(Entries with figure data)
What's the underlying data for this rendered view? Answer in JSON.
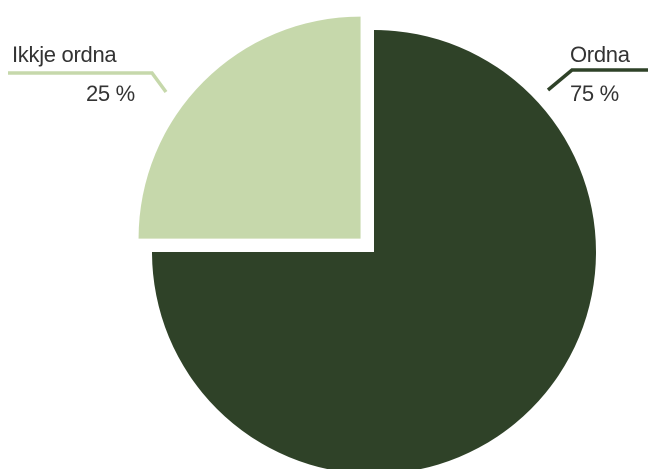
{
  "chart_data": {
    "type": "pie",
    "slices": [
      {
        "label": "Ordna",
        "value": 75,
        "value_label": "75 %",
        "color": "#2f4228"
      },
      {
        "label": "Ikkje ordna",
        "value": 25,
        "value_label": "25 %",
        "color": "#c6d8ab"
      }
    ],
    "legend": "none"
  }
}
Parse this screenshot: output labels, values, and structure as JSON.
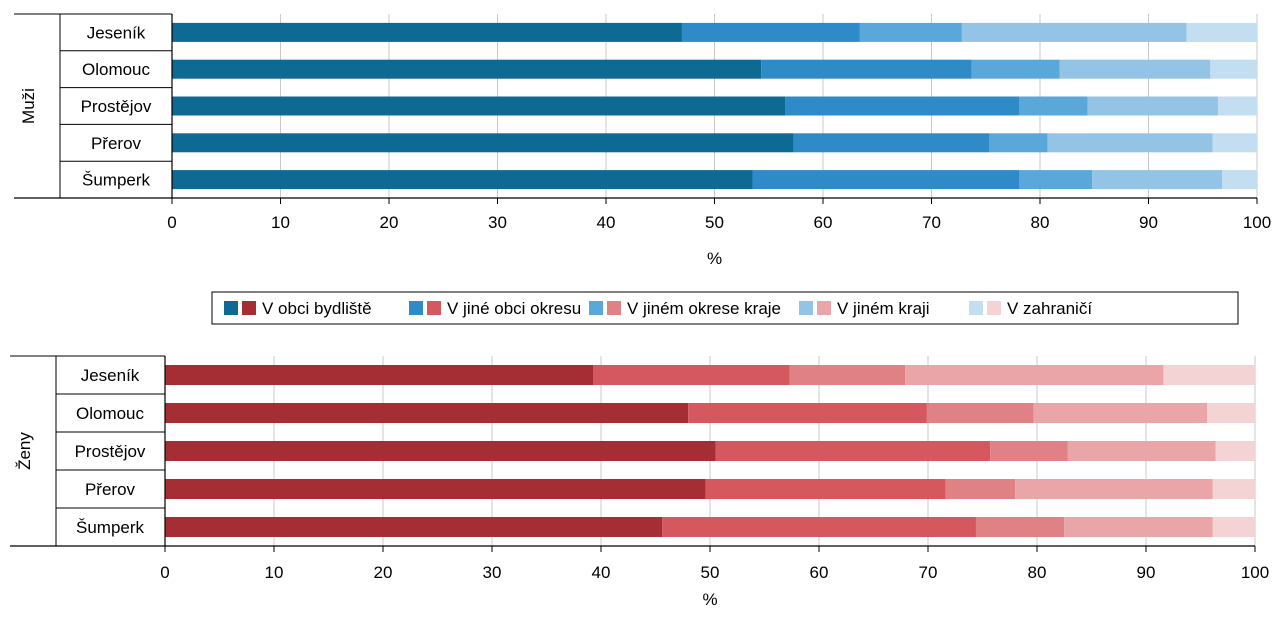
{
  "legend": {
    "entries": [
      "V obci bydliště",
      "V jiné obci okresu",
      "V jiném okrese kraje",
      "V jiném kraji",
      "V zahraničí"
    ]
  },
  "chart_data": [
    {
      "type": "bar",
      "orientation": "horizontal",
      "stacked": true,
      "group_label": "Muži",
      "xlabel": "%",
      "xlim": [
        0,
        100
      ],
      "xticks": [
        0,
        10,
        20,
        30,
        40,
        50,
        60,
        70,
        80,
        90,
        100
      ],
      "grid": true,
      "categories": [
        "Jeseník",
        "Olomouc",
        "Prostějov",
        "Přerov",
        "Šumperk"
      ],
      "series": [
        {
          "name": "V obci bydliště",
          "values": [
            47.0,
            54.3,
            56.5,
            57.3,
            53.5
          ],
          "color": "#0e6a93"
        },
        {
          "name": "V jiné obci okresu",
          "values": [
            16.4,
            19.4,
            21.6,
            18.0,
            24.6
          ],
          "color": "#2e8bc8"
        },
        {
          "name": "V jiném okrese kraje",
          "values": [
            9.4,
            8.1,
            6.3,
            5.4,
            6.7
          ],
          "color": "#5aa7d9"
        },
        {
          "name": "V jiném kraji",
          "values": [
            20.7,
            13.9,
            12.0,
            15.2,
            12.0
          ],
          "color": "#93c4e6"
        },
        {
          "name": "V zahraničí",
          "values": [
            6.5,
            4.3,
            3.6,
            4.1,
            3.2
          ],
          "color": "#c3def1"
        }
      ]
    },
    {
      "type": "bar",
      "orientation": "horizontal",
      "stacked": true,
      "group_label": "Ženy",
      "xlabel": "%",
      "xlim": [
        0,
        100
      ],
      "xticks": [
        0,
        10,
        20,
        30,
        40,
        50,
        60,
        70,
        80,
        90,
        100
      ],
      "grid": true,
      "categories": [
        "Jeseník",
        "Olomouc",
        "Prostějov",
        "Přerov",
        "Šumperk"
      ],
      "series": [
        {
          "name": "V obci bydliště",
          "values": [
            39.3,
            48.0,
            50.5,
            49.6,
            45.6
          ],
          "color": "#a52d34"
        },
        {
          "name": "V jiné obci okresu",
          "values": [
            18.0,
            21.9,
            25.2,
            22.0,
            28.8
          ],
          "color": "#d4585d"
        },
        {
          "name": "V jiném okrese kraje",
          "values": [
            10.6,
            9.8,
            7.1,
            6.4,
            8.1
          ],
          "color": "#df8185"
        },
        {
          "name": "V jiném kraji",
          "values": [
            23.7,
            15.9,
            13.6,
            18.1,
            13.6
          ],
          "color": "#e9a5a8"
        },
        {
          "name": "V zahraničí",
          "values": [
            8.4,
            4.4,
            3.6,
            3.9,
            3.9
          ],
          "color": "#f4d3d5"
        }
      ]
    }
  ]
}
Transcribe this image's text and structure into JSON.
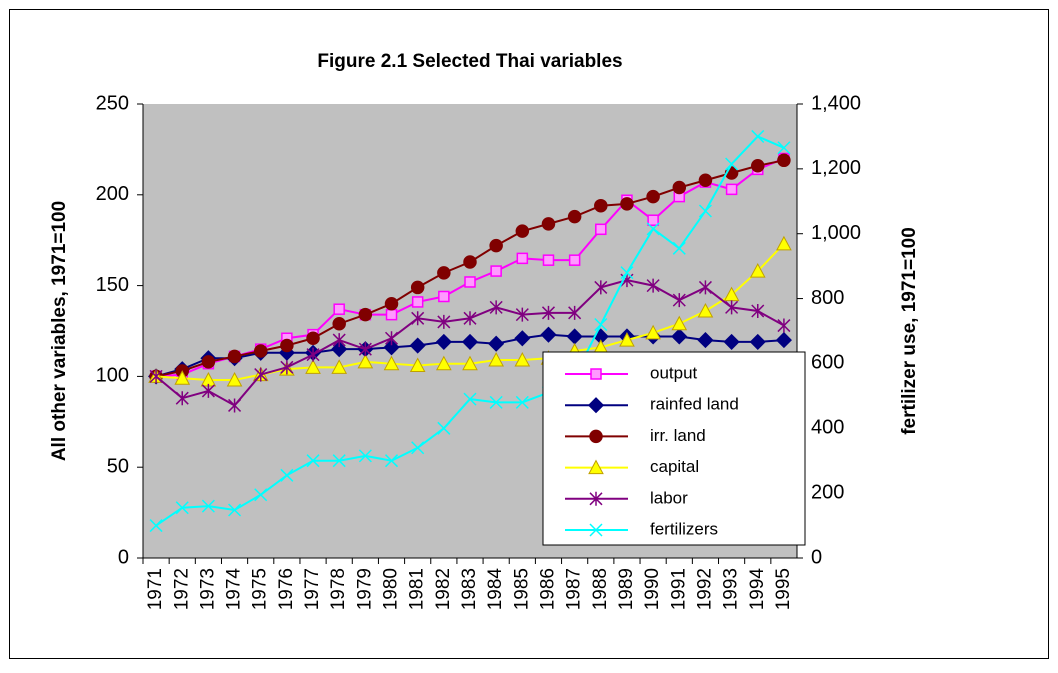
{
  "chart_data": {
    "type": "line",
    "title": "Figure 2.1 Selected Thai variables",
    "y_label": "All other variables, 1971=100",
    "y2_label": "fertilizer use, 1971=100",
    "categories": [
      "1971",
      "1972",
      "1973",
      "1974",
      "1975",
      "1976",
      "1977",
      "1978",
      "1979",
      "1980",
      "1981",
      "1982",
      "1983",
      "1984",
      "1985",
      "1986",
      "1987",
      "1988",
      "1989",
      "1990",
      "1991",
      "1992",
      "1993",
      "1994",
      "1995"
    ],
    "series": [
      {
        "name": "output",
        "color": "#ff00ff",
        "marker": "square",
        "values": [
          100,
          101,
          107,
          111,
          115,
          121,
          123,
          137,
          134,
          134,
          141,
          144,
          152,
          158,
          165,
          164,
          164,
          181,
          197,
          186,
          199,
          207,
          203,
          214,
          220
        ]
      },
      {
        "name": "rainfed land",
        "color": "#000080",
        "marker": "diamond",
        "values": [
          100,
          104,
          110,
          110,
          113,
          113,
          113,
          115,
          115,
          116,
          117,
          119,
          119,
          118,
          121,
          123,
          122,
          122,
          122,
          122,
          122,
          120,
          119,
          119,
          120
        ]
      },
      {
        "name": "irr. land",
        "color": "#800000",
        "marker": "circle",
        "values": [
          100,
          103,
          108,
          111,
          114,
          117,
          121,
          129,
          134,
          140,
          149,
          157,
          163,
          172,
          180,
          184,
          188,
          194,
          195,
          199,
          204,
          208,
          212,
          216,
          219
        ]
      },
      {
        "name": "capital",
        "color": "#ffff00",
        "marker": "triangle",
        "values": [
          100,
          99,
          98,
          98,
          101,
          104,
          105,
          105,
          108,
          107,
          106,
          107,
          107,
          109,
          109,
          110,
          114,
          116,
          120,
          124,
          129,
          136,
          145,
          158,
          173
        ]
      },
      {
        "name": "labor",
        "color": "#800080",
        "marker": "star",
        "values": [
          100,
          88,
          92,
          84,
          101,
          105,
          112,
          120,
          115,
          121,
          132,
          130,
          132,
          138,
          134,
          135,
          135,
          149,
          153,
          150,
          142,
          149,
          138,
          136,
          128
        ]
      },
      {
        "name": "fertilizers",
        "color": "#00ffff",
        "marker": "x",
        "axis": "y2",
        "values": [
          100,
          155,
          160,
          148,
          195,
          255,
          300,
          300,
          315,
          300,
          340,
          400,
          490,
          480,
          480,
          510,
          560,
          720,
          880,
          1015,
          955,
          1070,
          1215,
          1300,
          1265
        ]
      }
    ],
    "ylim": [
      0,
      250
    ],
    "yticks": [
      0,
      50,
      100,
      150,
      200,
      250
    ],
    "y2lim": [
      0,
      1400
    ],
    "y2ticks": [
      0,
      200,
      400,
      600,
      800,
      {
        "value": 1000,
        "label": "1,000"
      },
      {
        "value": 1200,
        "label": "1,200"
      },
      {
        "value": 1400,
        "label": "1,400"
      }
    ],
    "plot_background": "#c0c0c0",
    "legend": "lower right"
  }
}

_Task brief_. Say how many lines above contain the string "variables". Answer with the number only.

_The solution_. 2